**** Provided data

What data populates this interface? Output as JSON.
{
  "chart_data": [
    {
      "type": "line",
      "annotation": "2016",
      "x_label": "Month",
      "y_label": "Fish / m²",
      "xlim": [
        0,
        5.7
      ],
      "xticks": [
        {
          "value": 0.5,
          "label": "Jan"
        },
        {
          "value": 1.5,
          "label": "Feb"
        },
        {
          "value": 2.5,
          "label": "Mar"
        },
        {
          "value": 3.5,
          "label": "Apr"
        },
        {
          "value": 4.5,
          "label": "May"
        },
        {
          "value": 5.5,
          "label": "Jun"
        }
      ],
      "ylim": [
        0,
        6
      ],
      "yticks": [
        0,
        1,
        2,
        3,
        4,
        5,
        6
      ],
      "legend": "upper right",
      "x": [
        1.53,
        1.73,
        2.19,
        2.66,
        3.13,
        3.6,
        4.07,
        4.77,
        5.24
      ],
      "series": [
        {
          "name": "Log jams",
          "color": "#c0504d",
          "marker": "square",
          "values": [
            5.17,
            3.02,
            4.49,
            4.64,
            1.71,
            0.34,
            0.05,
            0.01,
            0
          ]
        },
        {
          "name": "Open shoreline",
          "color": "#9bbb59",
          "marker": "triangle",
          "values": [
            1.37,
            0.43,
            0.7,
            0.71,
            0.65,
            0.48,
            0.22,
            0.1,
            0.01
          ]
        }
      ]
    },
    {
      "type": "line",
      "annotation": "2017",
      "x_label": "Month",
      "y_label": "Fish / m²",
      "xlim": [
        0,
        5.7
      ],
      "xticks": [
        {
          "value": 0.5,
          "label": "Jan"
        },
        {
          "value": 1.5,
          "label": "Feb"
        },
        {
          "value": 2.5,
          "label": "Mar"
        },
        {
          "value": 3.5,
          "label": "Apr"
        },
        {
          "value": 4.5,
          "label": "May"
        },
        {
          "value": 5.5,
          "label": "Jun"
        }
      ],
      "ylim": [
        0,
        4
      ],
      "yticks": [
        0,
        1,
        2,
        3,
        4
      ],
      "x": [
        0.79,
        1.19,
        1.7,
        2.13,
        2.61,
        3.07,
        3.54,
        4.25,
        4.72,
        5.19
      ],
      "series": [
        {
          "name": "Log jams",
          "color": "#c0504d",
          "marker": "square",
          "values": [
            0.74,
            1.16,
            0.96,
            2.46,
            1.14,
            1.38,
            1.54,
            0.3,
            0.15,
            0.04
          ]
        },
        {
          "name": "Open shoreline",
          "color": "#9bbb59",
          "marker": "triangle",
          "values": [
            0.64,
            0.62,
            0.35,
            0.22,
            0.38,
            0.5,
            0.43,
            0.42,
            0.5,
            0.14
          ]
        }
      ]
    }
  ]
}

********

Write each line above out exactly.

Answer
What data populates this interface? Output as JSON.
{
  "chart_data": [
    {
      "type": "line",
      "annotation": "2016",
      "x_label": "Month",
      "y_label": "Fish / m²",
      "xlim": [
        0,
        5.7
      ],
      "xticks": [
        {
          "value": 0.5,
          "label": "Jan"
        },
        {
          "value": 1.5,
          "label": "Feb"
        },
        {
          "value": 2.5,
          "label": "Mar"
        },
        {
          "value": 3.5,
          "label": "Apr"
        },
        {
          "value": 4.5,
          "label": "May"
        },
        {
          "value": 5.5,
          "label": "Jun"
        }
      ],
      "ylim": [
        0,
        6
      ],
      "yticks": [
        0,
        1,
        2,
        3,
        4,
        5,
        6
      ],
      "legend": "upper right",
      "x": [
        1.53,
        1.73,
        2.19,
        2.66,
        3.13,
        3.6,
        4.07,
        4.77,
        5.24
      ],
      "series": [
        {
          "name": "Log jams",
          "color": "#c0504d",
          "marker": "square",
          "values": [
            5.17,
            3.02,
            4.49,
            4.64,
            1.71,
            0.34,
            0.05,
            0.01,
            0
          ]
        },
        {
          "name": "Open shoreline",
          "color": "#9bbb59",
          "marker": "triangle",
          "values": [
            1.37,
            0.43,
            0.7,
            0.71,
            0.65,
            0.48,
            0.22,
            0.1,
            0.01
          ]
        }
      ]
    },
    {
      "type": "line",
      "annotation": "2017",
      "x_label": "Month",
      "y_label": "Fish / m²",
      "xlim": [
        0,
        5.7
      ],
      "xticks": [
        {
          "value": 0.5,
          "label": "Jan"
        },
        {
          "value": 1.5,
          "label": "Feb"
        },
        {
          "value": 2.5,
          "label": "Mar"
        },
        {
          "value": 3.5,
          "label": "Apr"
        },
        {
          "value": 4.5,
          "label": "May"
        },
        {
          "value": 5.5,
          "label": "Jun"
        }
      ],
      "ylim": [
        0,
        4
      ],
      "yticks": [
        0,
        1,
        2,
        3,
        4
      ],
      "x": [
        0.79,
        1.19,
        1.7,
        2.13,
        2.61,
        3.07,
        3.54,
        4.25,
        4.72,
        5.19
      ],
      "series": [
        {
          "name": "Log jams",
          "color": "#c0504d",
          "marker": "square",
          "values": [
            0.74,
            1.16,
            0.96,
            2.46,
            1.14,
            1.38,
            1.54,
            0.3,
            0.15,
            0.04
          ]
        },
        {
          "name": "Open shoreline",
          "color": "#9bbb59",
          "marker": "triangle",
          "values": [
            0.64,
            0.62,
            0.35,
            0.22,
            0.38,
            0.5,
            0.43,
            0.42,
            0.5,
            0.14
          ]
        }
      ]
    }
  ]
}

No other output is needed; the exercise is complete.